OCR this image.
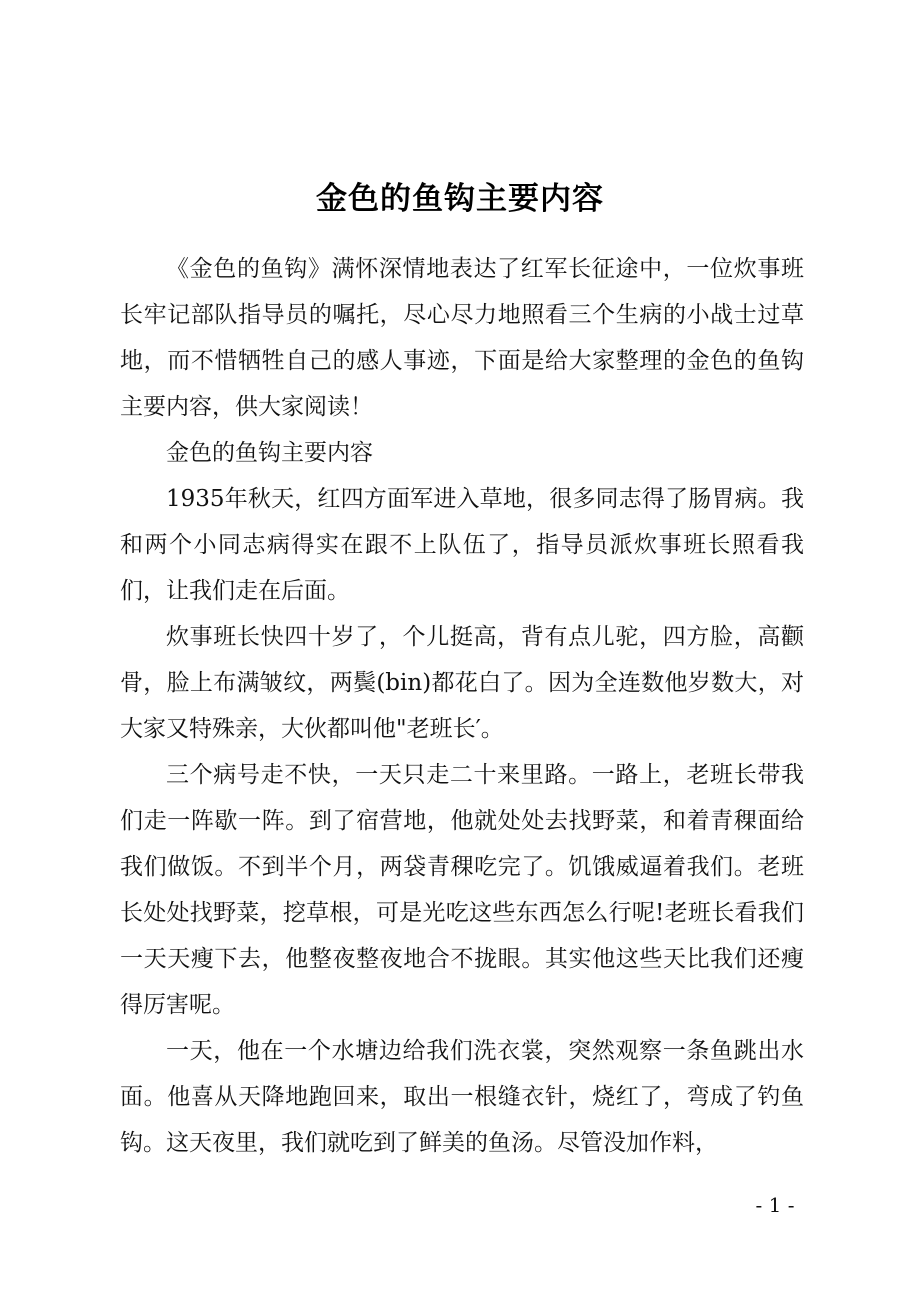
金色的鱼钩主要内容

《金色的鱼钩》满怀深情地表达了红军长征途中，一位炊事班长牢记部队指导员的嘱托，尽心尽力地照看三个生病的小战士过草地，而不惜牺牲自己的感人事迹，下面是给大家整理的金色的鱼钩主要内容，供大家阅读！

金色的鱼钩主要内容

1935年秋天，红四方面军进入草地，很多同志得了肠胃病。我和两个小同志病得实在跟不上队伍了，指导员派炊事班长照看我们，让我们走在后面。

炊事班长快四十岁了，个儿挺高，背有点儿驼，四方脸，高颧骨，脸上布满皱纹，两鬓(bin)都花白了。因为全连数他岁数大，对大家又特殊亲，大伙都叫他"老班长′。

三个病号走不快，一天只走二十来里路。一路上，老班长带我们走一阵歇一阵。到了宿营地，他就处处去找野菜，和着青稞面给我们做饭。不到半个月，两袋青稞吃完了。饥饿威逼着我们。老班长处处找野菜，挖草根，可是光吃这些东西怎么行呢!老班长看我们一天天瘦下去，他整夜整夜地合不拢眼。其实他这些天比我们还瘦得厉害呢。

一天，他在一个水塘边给我们洗衣裳，突然观察一条鱼跳出水面。他喜从天降地跑回来，取出一根缝衣针，烧红了，弯成了钓鱼钩。这天夜里，我们就吃到了鲜美的鱼汤。尽管没加作料，

- 1 -
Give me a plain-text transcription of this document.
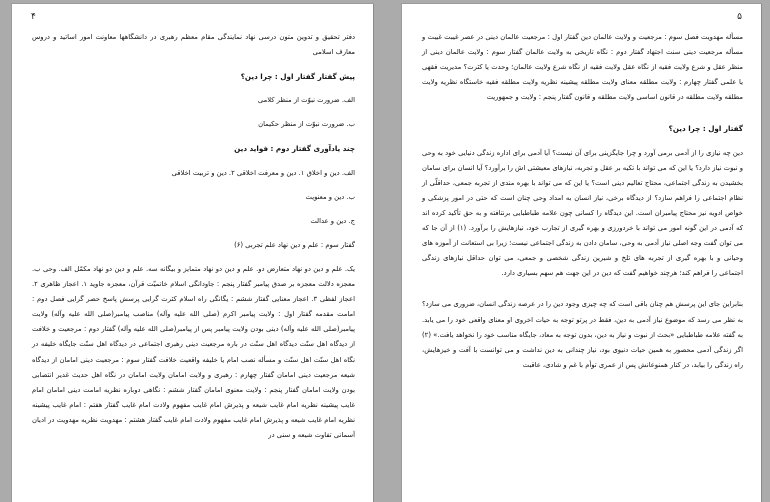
۴

دفتر تحقیق و تدوین متون درسی نهاد نمایندگی مقام معظم رهبری در دانشگاهها معاونت امور اساتید و دروس معارف اسلامی

پیش گفتار گفتار اول : چرا دین؟

الف. ضرورت نبوّت از منظر کلامی

ب. ضرورت نبوّت از منظر حکیمان

چند یادآوری گفتار دوم : فواید دین

الف. دین و اخلاق ۱. دین و معرفت اخلاقی ۲. دین و تربیت اخلاقی

ب. دین و معنویت

ج. دین و عدالت

گفتار سوم : علم و دین نهاد علم تجربی (۶)

یک. علم و دین دو نهاد متعارض دو. علم و دین دو نهاد متمایز و بیگانه سه. علم و دین دو نهاد مکمّل الف. وحی ب. معجزه دلالت معجزه بر صدق پیامبر گفتار پنجم : جاودانگی اسلام خاتمیّت قرآن، معجزه جاوید ۱. اعجاز ظاهری ۲. اعجاز لفظی ۳. اعجاز معنایی گفتار ششم : یگانگی راه اسلام کثرت گرایی پرسش پاسخ حصر گرایی فصل دوم : امامت مقدمه گفتار اول : ولایت پیامبر اکرم (صلی الله علیه وآله) مناصب پیامبر(صلی الله علیه وآله) ولایت پیامبر(صلی الله علیه وآله) دینی بودن ولایت پیامبر پس از پیامبر(صلی الله علیه وآله) گفتار دوم : مرجعیت و خلافت از دیدگاه اهل سنّت دیدگاه اهل سنّت در باره مرجعیت دینی رهبری اجتماعی در دیدگاه اهل سنّت جایگاه خلیفه در نگاه اهل سنّت اهل سنّت و مسأله نصب امام یا خلیفه واقعیت خلافت گفتار سوم : مرجعیت دینی امامان از دیدگاه شیعه مرجعیت دینی امامان گفتار چهارم : رهبری و ولایت امامان ولایت امامان در نگاه اهل حدیث غدیر انتصابی بودن ولایت امامان گفتار پنجم : ولایت معنوی امامان گفتار ششم : نگاهی دوباره نظریه امامت دینی امامان امام غایب پیشینه نظریه امام غایب شیعه و پذیرش امام غایب مفهوم ولادت امام غایب گفتار هفتم : امام غایب پیشینه نظریه امام غایب شیعه و پذیرش امام غایب مفهوم ولادت امام غایب گفتار هشتم : مهدویت نظریه مهدویت در ادیان آسمانی تفاوت شیعه و سنی در

۵

مسأله مهدویت فصل سوم : مرجعیت و ولایت عالمان دین گفتار اول : مرجعیت عالمان دینی در عصر غیبت غیبت و مسأله مرجعیت دینی سنت اجتهاد گفتار دوم : نگاه تاریخی به ولایت عالمان گفتار سوم : ولایت عالمان دینی از منظر عقل و شرع ولایت فقیه از نگاه عقل ولایت فقیه از نگاه شرع ولایت عالمان؛ وحدت یا کثرت؟ مدیریت فقهی یا علمی گفتار چهارم : ولایت مطلقه معنای ولایت مطلقه پیشینه نظریه ولایت مطلقه فقیه خاستگاه نظریه ولایت مطلقه ولایت مطلقه در قانون اساسی ولایت مطلقه و قانون گفتار پنجم : ولایت و جمهوریت

گفتار اول : چرا دین؟

دین چه نیازی را از آدمی برمی آورد و چرا جایگزینی برای آن نیست؟ آیا آدمی برای اداره زندگی دنیایی خود به وحی و نبوت نیاز دارد؟ یا این که می تواند با تکیه بر عقل و تجربه، نیازهای معیشتی اش را برآورد؟ آیا انسان برای سامان بخشیدن به زندگی اجتماعی، محتاج تعالیم دینی است؟ یا این که می تواند با بهره مندی از تجربه جمعی، حداقلّی از نظام اجتماعی را فراهم سازد؟ از دیدگاه برخی، نیاز انسان به امداد وحی چنان است که حتی در امور پزشکی و خواص ادویه نیز محتاج پیامبران است. این دیدگاه را کسانی چون علامه طباطبایی برنتافته و به حق تأکید کرده اند که آدمی در این گونه امور می تواند با خردورزی و بهره گیری از تجارب خود، نیازهایش را برآورد. (۱) از آن جا که می توان گفت وجه اصلی نیاز آدمی به وحی، سامان دادن به زندگی اجتماعی نیست؛ زیرا بی استعانت از آموزه های وحیانی و با بهره گیری از تجربه های تلخ و شیرین زندگی شخصی و جمعی، می توان حداقل نیازهای زندگی اجتماعی را فراهم کند؛ هرچند خواهیم گفت که دین در این جهت هم سهم بسیاری دارد.

بنابراین جای این پرسش هم چنان باقی است که چه چیزی وجود دین را در عرصه زندگی انسان، ضروری می سازد؟ به نظر می رسد که موضوع نیاز آدمی به دین، فقط در پرتو توجه به حیات اخروی او معنای واقعی خود را می یابد. به گفته علامه طباطبایی «بحث از نبوت و نیاز به دین، بدون توجه به معاد، جایگاه مناسب خود را نخواهد یافت.» (۲) اگر زندگی آدمی محصور به همین حیات دنیوی بود، نیاز چندانی به دین نداشت و می توانست با آفت و خیزهایش، راه زندگی را بیابد، در کنار همنوعانش پس از عمری توأم با غم و شادی، عاقبت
━━━━
Goal: Return each line of the listing that holds the string "this".

The answer:
OCR this image.
Give me a plain-text transcription of this document.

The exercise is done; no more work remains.